What to do:
For the copy, please give all of the data again exactly and leave the pictures out.

# Start of Task material

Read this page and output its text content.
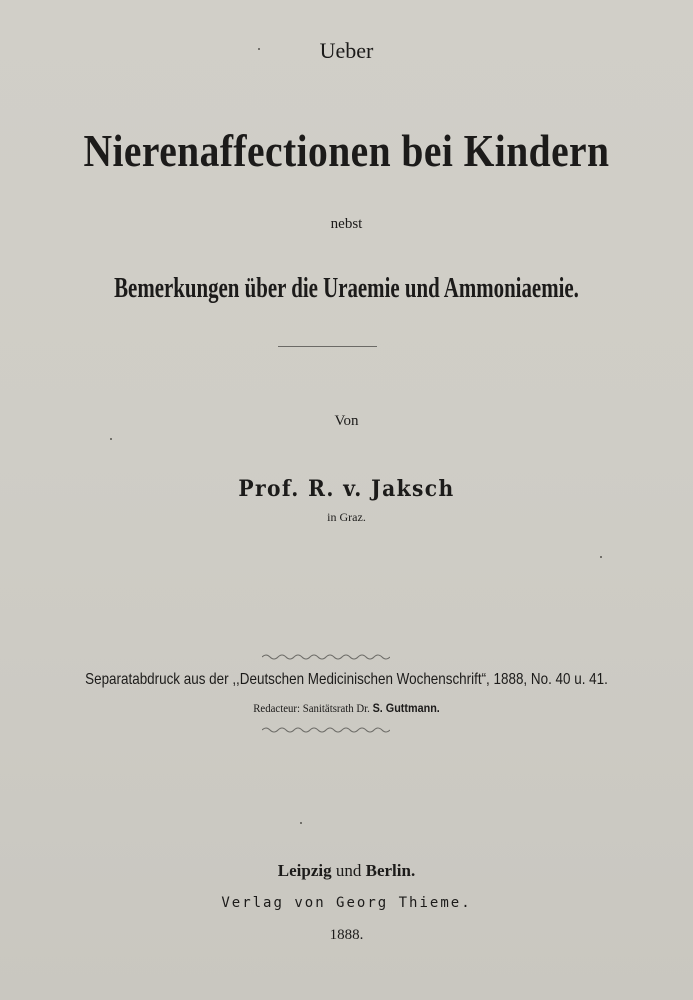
Ueber
Nierenaffectionen bei Kindern
nebst
Bemerkungen über die Uraemie und Ammoniaemie.
Von
Prof. R. v. Jaksch
in Graz.
Separatabdruck aus der ,,Deutschen Medicinischen Wochenschrift“, 1888, No. 40 u. 41.
Redacteur: Sanitätsrath Dr. S. Guttmann.
Leipzig und Berlin.
Verlag von Georg Thieme.
1888.
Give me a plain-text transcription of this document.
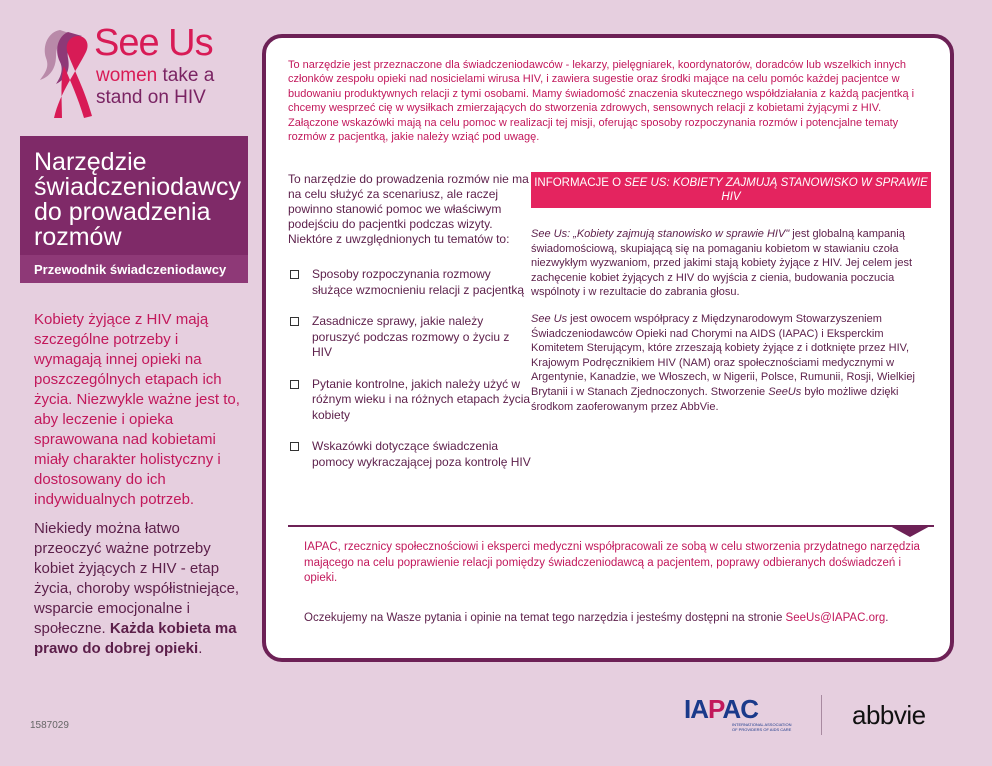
See Us
women take a
stand on HIV
Narzędzie świadczeniodawcy do prowadzenia rozmów
Przewodnik świadczeniodawcy

Kobiety żyjące z HIV mają szczególne potrzeby i wymagają innej opieki na poszczególnych etapach ich życia. Niezwykle ważne jest to, aby leczenie i opieka sprawowana nad kobietami miały charakter holistyczny i dostosowany do ich indywidualnych potrzeb.

Niekiedy można łatwo przeoczyć ważne potrzeby kobiet żyjących z HIV - etap życia, choroby współistniejące, wsparcie emocjonalne i społeczne. Każda kobieta ma prawo do dobrej opieki.

1587029

To narzędzie jest przeznaczone dla świadczeniodawców - lekarzy, pielęgniarek, koordynatorów, doradców lub wszelkich innych członków zespołu opieki nad nosicielami wirusa HIV, i zawiera sugestie oraz środki mające na celu pomóc każdej pacjentce w budowaniu produktywnych relacji z tymi osobami. Mamy świadomość znaczenia skutecznego współdziałania z każdą pacjentką i chcemy wesprzeć cię w wysiłkach zmierzających do stworzenia zdrowych, sensownych relacji z kobietami żyjącymi z HIV. Załączone wskazówki mają na celu pomoc w realizacji tej misji, oferując sposoby rozpoczynania rozmów i potencjalne tematy rozmów z pacjentką, jakie należy wziąć pod uwagę.

To narzędzie do prowadzenia rozmów nie ma na celu służyć za scenariusz, ale raczej powinno stanowić pomoc we właściwym podejściu do pacjentki podczas wizyty. Niektóre z uwzględnionych tu tematów to:

Sposoby rozpoczynania rozmowy służące wzmocnieniu relacji z pacjentką
Zasadnicze sprawy, jakie należy poruszyć podczas rozmowy o życiu z HIV
Pytanie kontrolne, jakich należy użyć w różnym wieku i na różnych etapach życia kobiety
Wskazówki dotyczące świadczenia pomocy wykraczającej poza kontrolę HIV
INFORMACJE O SEE US: KOBIETY ZAJMUJĄ STANOWISKO W SPRAWIE HIV

See Us: „Kobiety zajmują stanowisko w sprawie HIV" jest globalną kampanią świadomościową, skupiającą się na pomaganiu kobietom w stawianiu czoła niezwykłym wyzwaniom, przed jakimi stają kobiety żyjące z HIV. Jej celem jest zachęcenie kobiet żyjących z HIV do wyjścia z cienia, budowania poczucia wspólnoty i w rezultacie do zabrania głosu.

See Us jest owocem współpracy z Międzynarodowym Stowarzyszeniem Świadczeniodawców Opieki nad Chorymi na AIDS (IAPAC) i Eksperckim Komitetem Sterującym, które zrzeszają kobiety żyjące z i dotknięte przez HIV, Krajowym Podręcznikiem HIV (NAM) oraz społecznościami medycznymi w Argentynie, Kanadzie, we Włoszech, w Nigerii, Polsce, Rumunii, Rosji, Wielkiej Brytanii i w Stanach Zjednoczonych. Stworzenie SeeUs było możliwe dzięki środkom zaoferowanym przez AbbVie.

IAPAC, rzecznicy społecznościowi i eksperci medyczni współpracowali ze sobą w celu stworzenia przydatnego narzędzia mającego na celu poprawienie relacji pomiędzy świadczeniodawcą a pacjentem, poprawy odbieranych doświadczeń i opieki.

Oczekujemy na Wasze pytania i opinie na temat tego narzędzia i jesteśmy dostępni na stronie SeeUs@IAPAC.org.

IAPAC
INTERNATIONAL ASSOCIATION OF PROVIDERS OF AIDS CARE abbvie
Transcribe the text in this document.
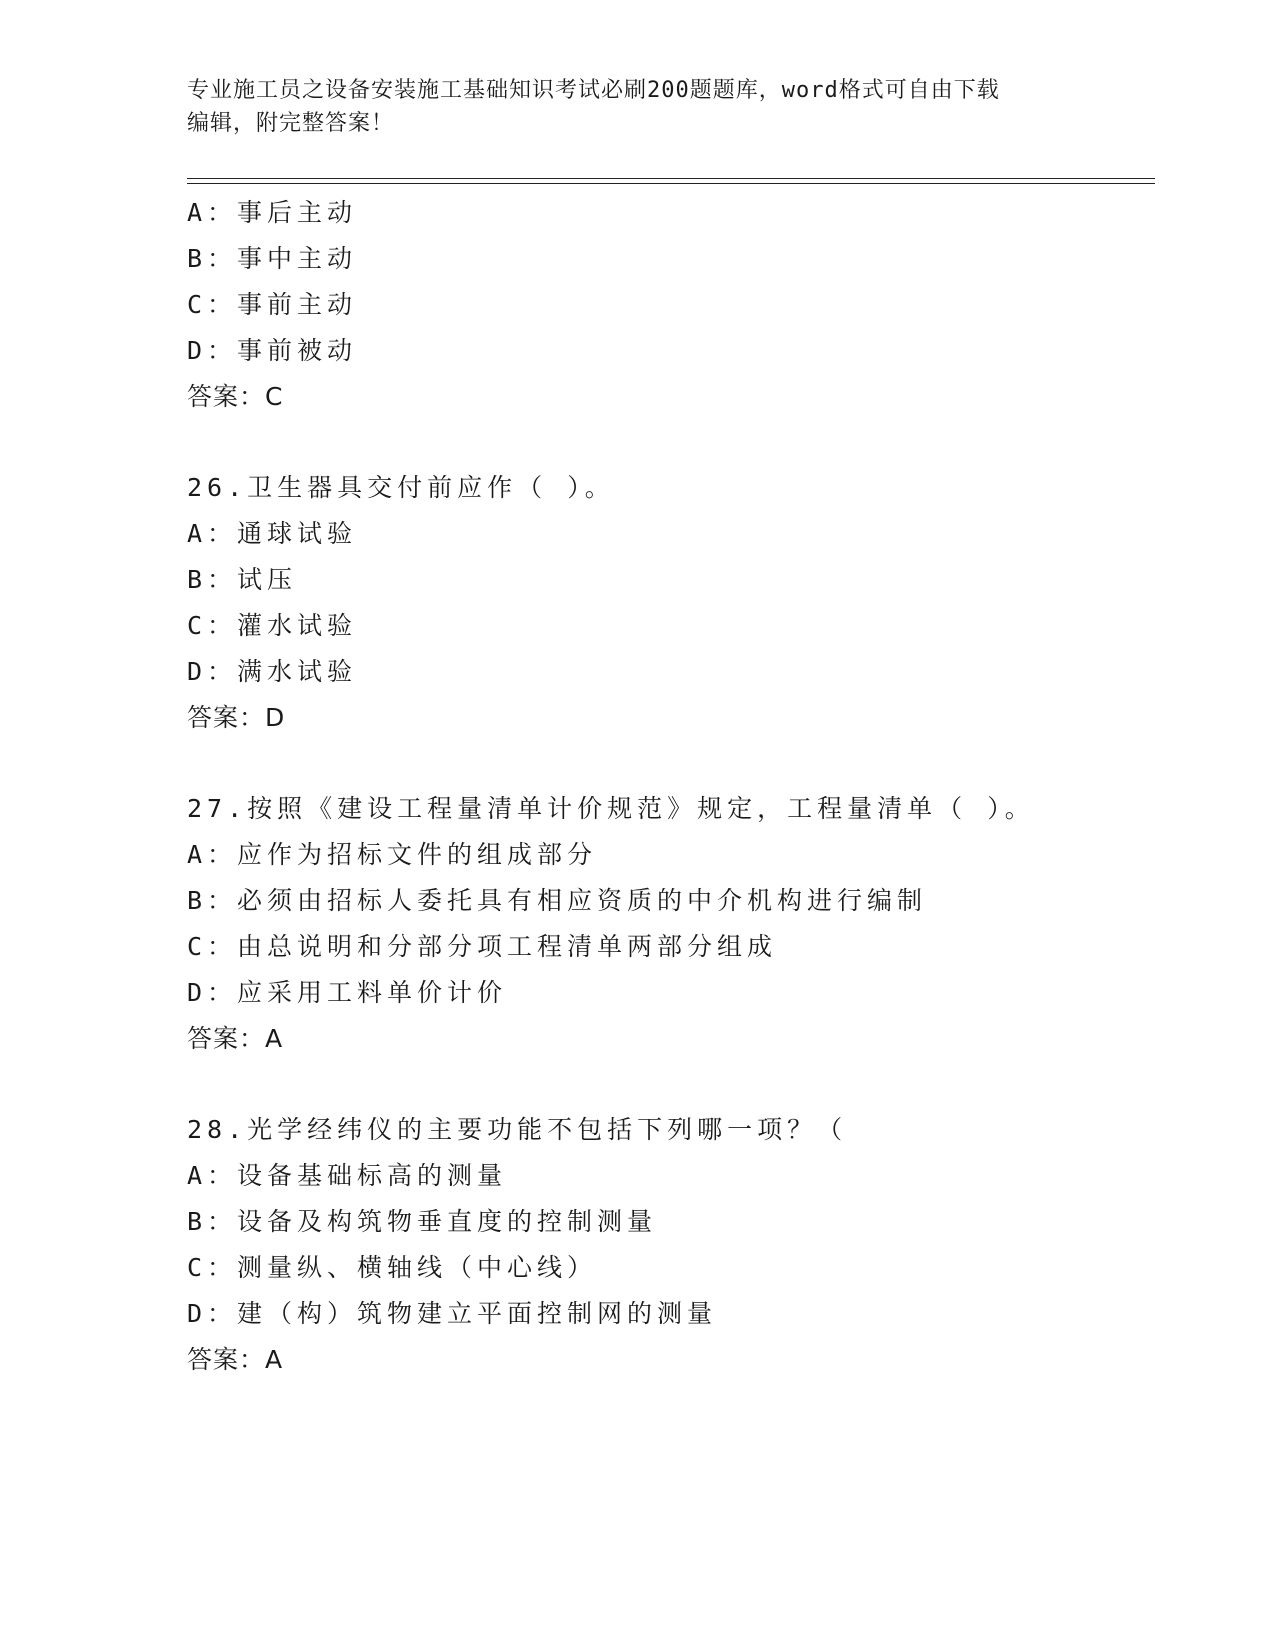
专业施工员之设备安装施工基础知识考试必刷200题题库，word格式可自由下载
编辑，附完整答案！
A：事后主动
B：事中主动
C：事前主动
D：事前被动
答案：C
26.卫生器具交付前应作（ ）。
A：通球试验
B：试压
C：灌水试验
D：满水试验
答案：D
27.按照《建设工程量清单计价规范》规定，工程量清单（ ）。
A：应作为招标文件的组成部分
B：必须由招标人委托具有相应资质的中介机构进行编制
C：由总说明和分部分项工程清单两部分组成
D：应采用工料单价计价
答案：A
28.光学经纬仪的主要功能不包括下列哪一项？（
A：设备基础标高的测量
B：设备及构筑物垂直度的控制测量
C：测量纵、横轴线（中心线）
D：建（构）筑物建立平面控制网的测量
答案：A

# End of Task material

Answer to the problem:
Read this page and output its text content.
Ueber
Nierenaffectionen bei Kindern
nebst
Bemerkungen über die Uraemie und Ammoniaemie.
Von
Prof. R. v. Jaksch
in Graz.
Separatabdruck aus der ,,Deutschen Medicinischen Wochenschrift“, 1888, No. 40 u. 41.
Redacteur: Sanitätsrath Dr. S. Guttmann.
Leipzig und Berlin.
Verlag von Georg Thieme.
1888.
Give me a plain-text transcription of this document.
See Us
women take a
stand on HIV
Narzędzie świadczeniodawcy do prowadzenia rozmów
Przewodnik świadczeniodawcy

Kobiety żyjące z HIV mają szczególne potrzeby i wymagają innej opieki na poszczególnych etapach ich życia. Niezwykle ważne jest to, aby leczenie i opieka sprawowana nad kobietami miały charakter holistyczny i dostosowany do ich indywidualnych potrzeb.

Niekiedy można łatwo przeoczyć ważne potrzeby kobiet żyjących z HIV - etap życia, choroby współistniejące, wsparcie emocjonalne i społeczne. Każda kobieta ma prawo do dobrej opieki.

1587029

To narzędzie jest przeznaczone dla świadczeniodawców - lekarzy, pielęgniarek, koordynatorów, doradców lub wszelkich innych członków zespołu opieki nad nosicielami wirusa HIV, i zawiera sugestie oraz środki mające na celu pomóc każdej pacjentce w budowaniu produktywnych relacji z tymi osobami. Mamy świadomość znaczenia skutecznego współdziałania z każdą pacjentką i chcemy wesprzeć cię w wysiłkach zmierzających do stworzenia zdrowych, sensownych relacji z kobietami żyjącymi z HIV. Załączone wskazówki mają na celu pomoc w realizacji tej misji, oferując sposoby rozpoczynania rozmów i potencjalne tematy rozmów z pacjentką, jakie należy wziąć pod uwagę.

To narzędzie do prowadzenia rozmów nie ma na celu służyć za scenariusz, ale raczej powinno stanowić pomoc we właściwym podejściu do pacjentki podczas wizyty. Niektóre z uwzględnionych tu tematów to:

Sposoby rozpoczynania rozmowy służące wzmocnieniu relacji z pacjentką
Zasadnicze sprawy, jakie należy poruszyć podczas rozmowy o życiu z HIV
Pytanie kontrolne, jakich należy użyć w różnym wieku i na różnych etapach życia kobiety
Wskazówki dotyczące świadczenia pomocy wykraczającej poza kontrolę HIV
INFORMACJE O SEE US: KOBIETY ZAJMUJĄ STANOWISKO W SPRAWIE HIV

See Us: „Kobiety zajmują stanowisko w sprawie HIV" jest globalną kampanią świadomościową, skupiającą się na pomaganiu kobietom w stawianiu czoła niezwykłym wyzwaniom, przed jakimi stają kobiety żyjące z HIV. Jej celem jest zachęcenie kobiet żyjących z HIV do wyjścia z cienia, budowania poczucia wspólnoty i w rezultacie do zabrania głosu.

See Us jest owocem współpracy z Międzynarodowym Stowarzyszeniem Świadczeniodawców Opieki nad Chorymi na AIDS (IAPAC) i Eksperckim Komitetem Sterującym, które zrzeszają kobiety żyjące z i dotknięte przez HIV, Krajowym Podręcznikiem HIV (NAM) oraz społecznościami medycznymi w Argentynie, Kanadzie, we Włoszech, w Nigerii, Polsce, Rumunii, Rosji, Wielkiej Brytanii i w Stanach Zjednoczonych. Stworzenie SeeUs było możliwe dzięki środkom zaoferowanym przez AbbVie.

IAPAC, rzecznicy społecznościowi i eksperci medyczni współpracowali ze sobą w celu stworzenia przydatnego narzędzia mającego na celu poprawienie relacji pomiędzy świadczeniodawcą a pacjentem, poprawy odbieranych doświadczeń i opieki.

Oczekujemy na Wasze pytania i opinie na temat tego narzędzia i jesteśmy dostępni na stronie SeeUs@IAPAC.org.

IAPAC
INTERNATIONAL ASSOCIATION OF PROVIDERS OF AIDS CARE abbvie
Transcribe the text in this document.
专业施工员之设备安装施工基础知识考试必刷200题题库，word格式可自由下载
编辑，附完整答案！
A：事后主动
B：事中主动
C：事前主动
D：事前被动
答案：C
26.卫生器具交付前应作（ ）。
A：通球试验
B：试压
C：灌水试验
D：满水试验
答案：D
27.按照《建设工程量清单计价规范》规定，工程量清单（ ）。
A：应作为招标文件的组成部分
B：必须由招标人委托具有相应资质的中介机构进行编制
C：由总说明和分部分项工程清单两部分组成
D：应采用工料单价计价
答案：A
28.光学经纬仪的主要功能不包括下列哪一项？（
A：设备基础标高的测量
B：设备及构筑物垂直度的控制测量
C：测量纵、横轴线（中心线）
D：建（构）筑物建立平面控制网的测量
答案：A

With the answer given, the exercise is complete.